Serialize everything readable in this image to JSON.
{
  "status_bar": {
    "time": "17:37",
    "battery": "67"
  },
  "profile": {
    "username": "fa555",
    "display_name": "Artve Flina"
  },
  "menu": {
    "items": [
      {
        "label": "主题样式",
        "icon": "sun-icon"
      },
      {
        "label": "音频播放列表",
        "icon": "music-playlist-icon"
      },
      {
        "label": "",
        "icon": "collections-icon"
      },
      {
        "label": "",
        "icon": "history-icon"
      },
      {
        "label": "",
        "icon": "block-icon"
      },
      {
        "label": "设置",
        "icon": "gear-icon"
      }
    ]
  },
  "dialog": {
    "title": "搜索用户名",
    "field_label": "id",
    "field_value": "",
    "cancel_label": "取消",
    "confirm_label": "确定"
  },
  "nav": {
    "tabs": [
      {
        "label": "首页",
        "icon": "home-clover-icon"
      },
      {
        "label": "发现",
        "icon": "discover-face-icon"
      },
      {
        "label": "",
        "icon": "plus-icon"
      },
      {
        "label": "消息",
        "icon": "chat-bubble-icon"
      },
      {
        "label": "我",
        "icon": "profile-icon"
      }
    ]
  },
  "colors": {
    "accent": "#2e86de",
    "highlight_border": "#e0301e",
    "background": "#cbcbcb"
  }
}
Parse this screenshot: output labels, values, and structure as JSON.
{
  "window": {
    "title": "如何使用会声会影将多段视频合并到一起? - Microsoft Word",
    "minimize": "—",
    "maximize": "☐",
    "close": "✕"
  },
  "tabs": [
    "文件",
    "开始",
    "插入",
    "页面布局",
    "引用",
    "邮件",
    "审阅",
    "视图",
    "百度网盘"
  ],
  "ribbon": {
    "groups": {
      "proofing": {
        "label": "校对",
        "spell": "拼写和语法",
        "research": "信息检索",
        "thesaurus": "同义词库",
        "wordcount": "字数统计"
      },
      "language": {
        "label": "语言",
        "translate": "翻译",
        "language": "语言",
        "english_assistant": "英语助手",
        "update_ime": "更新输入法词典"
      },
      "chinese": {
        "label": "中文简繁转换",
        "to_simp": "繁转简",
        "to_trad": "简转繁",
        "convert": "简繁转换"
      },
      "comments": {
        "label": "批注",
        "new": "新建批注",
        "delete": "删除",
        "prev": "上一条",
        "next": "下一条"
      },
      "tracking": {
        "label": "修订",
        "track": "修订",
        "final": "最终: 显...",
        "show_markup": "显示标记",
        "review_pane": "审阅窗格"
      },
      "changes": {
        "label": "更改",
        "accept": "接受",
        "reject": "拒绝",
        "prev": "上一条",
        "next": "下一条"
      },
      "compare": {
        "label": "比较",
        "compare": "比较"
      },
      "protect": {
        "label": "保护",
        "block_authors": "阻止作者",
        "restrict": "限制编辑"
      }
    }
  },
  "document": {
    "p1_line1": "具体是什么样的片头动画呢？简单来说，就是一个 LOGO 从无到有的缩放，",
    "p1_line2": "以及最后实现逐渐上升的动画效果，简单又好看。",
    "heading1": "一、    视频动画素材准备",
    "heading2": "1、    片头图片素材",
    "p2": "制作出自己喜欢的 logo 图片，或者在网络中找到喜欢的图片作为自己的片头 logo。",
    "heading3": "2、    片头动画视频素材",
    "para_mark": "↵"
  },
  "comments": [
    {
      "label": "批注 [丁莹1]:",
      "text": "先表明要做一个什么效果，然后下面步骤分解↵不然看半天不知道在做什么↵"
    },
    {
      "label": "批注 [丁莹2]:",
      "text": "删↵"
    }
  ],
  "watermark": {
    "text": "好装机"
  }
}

### What you have to do
Pick out the lines containing the string "this".

### Worked answer
Serialize everything readable in this image to JSON.
Parse this screenshot: output labels, values, and structure as JSON.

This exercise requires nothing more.